--- Begin Source records ---

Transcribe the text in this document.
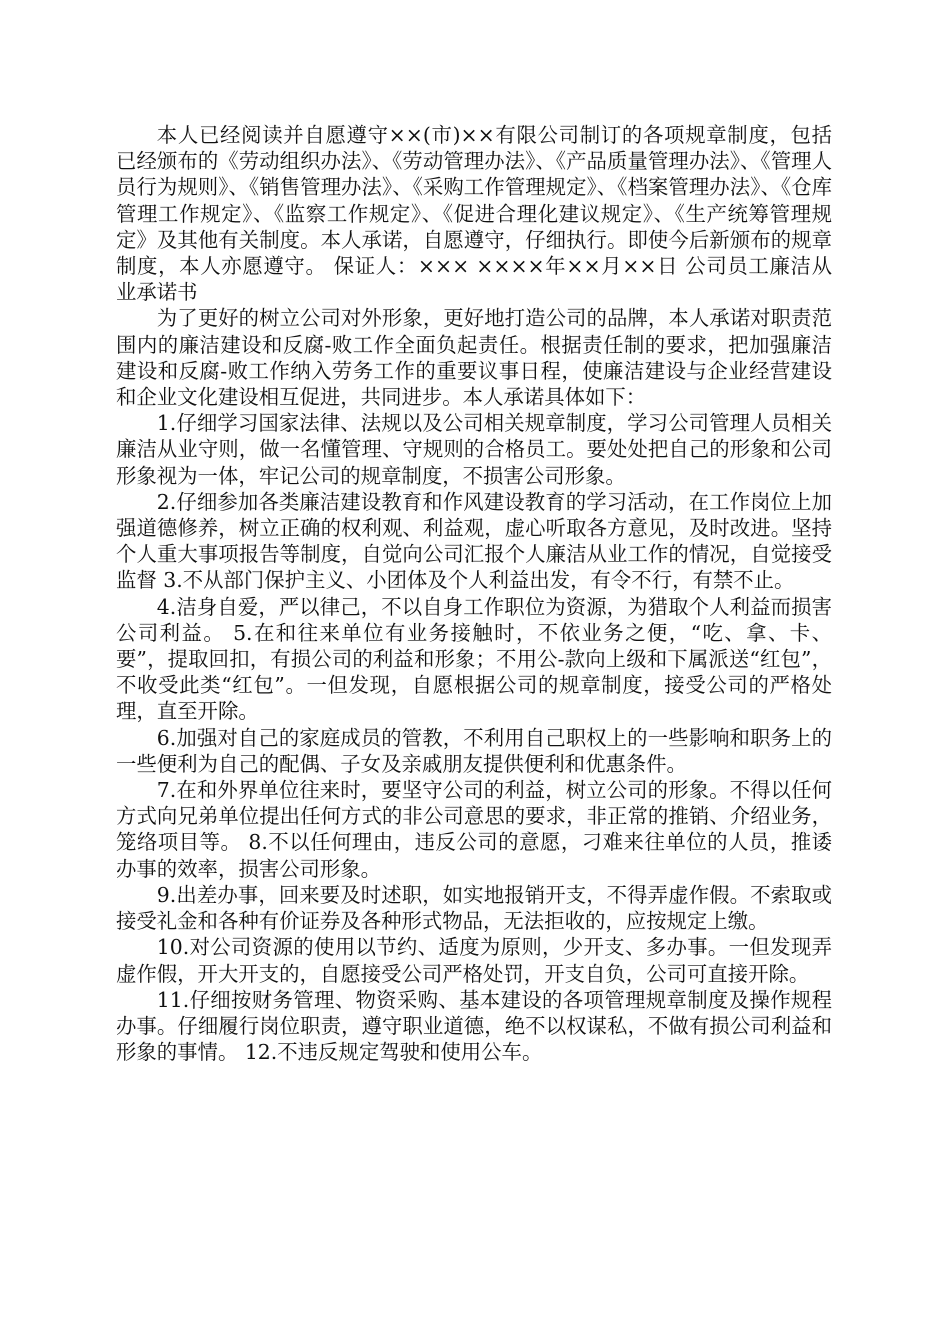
本人已经阅读并自愿遵守××(市)××有限公司制订的各项规章制度，包括已经颁布的《劳动组织办法》、《劳动管理办法》、《产品质量管理办法》、《管理人员行为规则》、《销售管理办法》、《采购工作管理规定》、《档案管理办法》、《仓库管理工作规定》、《监察工作规定》、《促进合理化建议规定》、《生产统筹管理规定》及其他有关制度。本人承诺，自愿遵守，仔细执行。即使今后新颁布的规章制度，本人亦愿遵守。 保证人：××× ××××年××月××日 公司员工廉洁从业承诺书

为了更好的树立公司对外形象，更好地打造公司的品牌，本人承诺对职责范围内的廉洁建设和反腐-败工作全面负起责任。根据责任制的要求，把加强廉洁建设和反腐-败工作纳入劳务工作的重要议事日程，使廉洁建设与企业经营建设和企业文化建设相互促进，共同进步。本人承诺具体如下：

1.仔细学习国家法律、法规以及公司相关规章制度，学习公司管理人员相关廉洁从业守则，做一名懂管理、守规则的合格员工。要处处把自己的形象和公司形象视为一体，牢记公司的规章制度，不损害公司形象。

2.仔细参加各类廉洁建设教育和作风建设教育的学习活动，在工作岗位上加强道德修养，树立正确的权利观、利益观，虚心听取各方意见，及时改进。坚持个人重大事项报告等制度，自觉向公司汇报个人廉洁从业工作的情况，自觉接受监督 3.不从部门保护主义、小团体及个人利益出发，有令不行，有禁不止。

4.洁身自爱，严以律己，不以自身工作职位为资源，为猎取个人利益而损害公司利益。 5.在和往来单位有业务接触时，不依业务之便，“吃、拿、卡、要”，提取回扣，有损公司的利益和形象；不用公-款向上级和下属派送“红包”，不收受此类“红包”。一但发现，自愿根据公司的规章制度，接受公司的严格处理，直至开除。

6.加强对自己的家庭成员的管教，不利用自己职权上的一些影响和职务上的一些便利为自己的配偶、子女及亲戚朋友提供便利和优惠条件。

7.在和外界单位往来时，要坚守公司的利益，树立公司的形象。不得以任何方式向兄弟单位提出任何方式的非公司意思的要求，非正常的推销、介绍业务，笼络项目等。 8.不以任何理由，违反公司的意愿，刁难来往单位的人员，推诿办事的效率，损害公司形象。

9.出差办事，回来要及时述职，如实地报销开支，不得弄虚作假。不索取或接受礼金和各种有价证券及各种形式物品，无法拒收的，应按规定上缴。

10.对公司资源的使用以节约、适度为原则，少开支、多办事。一但发现弄虚作假，开大开支的，自愿接受公司严格处罚，开支自负，公司可直接开除。

11.仔细按财务管理、物资采购、基本建设的各项管理规章制度及操作规程办事。仔细履行岗位职责，遵守职业道德，绝不以权谋私，不做有损公司利益和形象的事情。 12.不违反规定驾驶和使用公车。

--- End Source records ---

From the material above, copy everything exactly but the pictures.

Transcribe the text in this document.
本人已经阅读并自愿遵守××(市)××有限公司制订的各项规章制度，包括已经颁布的《劳动组织办法》、《劳动管理办法》、《产品质量管理办法》、《管理人员行为规则》、《销售管理办法》、《采购工作管理规定》、《档案管理办法》、《仓库管理工作规定》、《监察工作规定》、《促进合理化建议规定》、《生产统筹管理规定》及其他有关制度。本人承诺，自愿遵守，仔细执行。即使今后新颁布的规章制度，本人亦愿遵守。 保证人：××× ××××年××月××日 公司员工廉洁从业承诺书

为了更好的树立公司对外形象，更好地打造公司的品牌，本人承诺对职责范围内的廉洁建设和反腐-败工作全面负起责任。根据责任制的要求，把加强廉洁建设和反腐-败工作纳入劳务工作的重要议事日程，使廉洁建设与企业经营建设和企业文化建设相互促进，共同进步。本人承诺具体如下：

1.仔细学习国家法律、法规以及公司相关规章制度，学习公司管理人员相关廉洁从业守则，做一名懂管理、守规则的合格员工。要处处把自己的形象和公司形象视为一体，牢记公司的规章制度，不损害公司形象。

2.仔细参加各类廉洁建设教育和作风建设教育的学习活动，在工作岗位上加强道德修养，树立正确的权利观、利益观，虚心听取各方意见，及时改进。坚持个人重大事项报告等制度，自觉向公司汇报个人廉洁从业工作的情况，自觉接受监督 3.不从部门保护主义、小团体及个人利益出发，有令不行，有禁不止。

4.洁身自爱，严以律己，不以自身工作职位为资源，为猎取个人利益而损害公司利益。 5.在和往来单位有业务接触时，不依业务之便，“吃、拿、卡、要”，提取回扣，有损公司的利益和形象；不用公-款向上级和下属派送“红包”，不收受此类“红包”。一但发现，自愿根据公司的规章制度，接受公司的严格处理，直至开除。

6.加强对自己的家庭成员的管教，不利用自己职权上的一些影响和职务上的一些便利为自己的配偶、子女及亲戚朋友提供便利和优惠条件。

7.在和外界单位往来时，要坚守公司的利益，树立公司的形象。不得以任何方式向兄弟单位提出任何方式的非公司意思的要求，非正常的推销、介绍业务，笼络项目等。 8.不以任何理由，违反公司的意愿，刁难来往单位的人员，推诿办事的效率，损害公司形象。

9.出差办事，回来要及时述职，如实地报销开支，不得弄虚作假。不索取或接受礼金和各种有价证券及各种形式物品，无法拒收的，应按规定上缴。

10.对公司资源的使用以节约、适度为原则，少开支、多办事。一但发现弄虚作假，开大开支的，自愿接受公司严格处罚，开支自负，公司可直接开除。

11.仔细按财务管理、物资采购、基本建设的各项管理规章制度及操作规程办事。仔细履行岗位职责，遵守职业道德，绝不以权谋私，不做有损公司利益和形象的事情。 12.不违反规定驾驶和使用公车。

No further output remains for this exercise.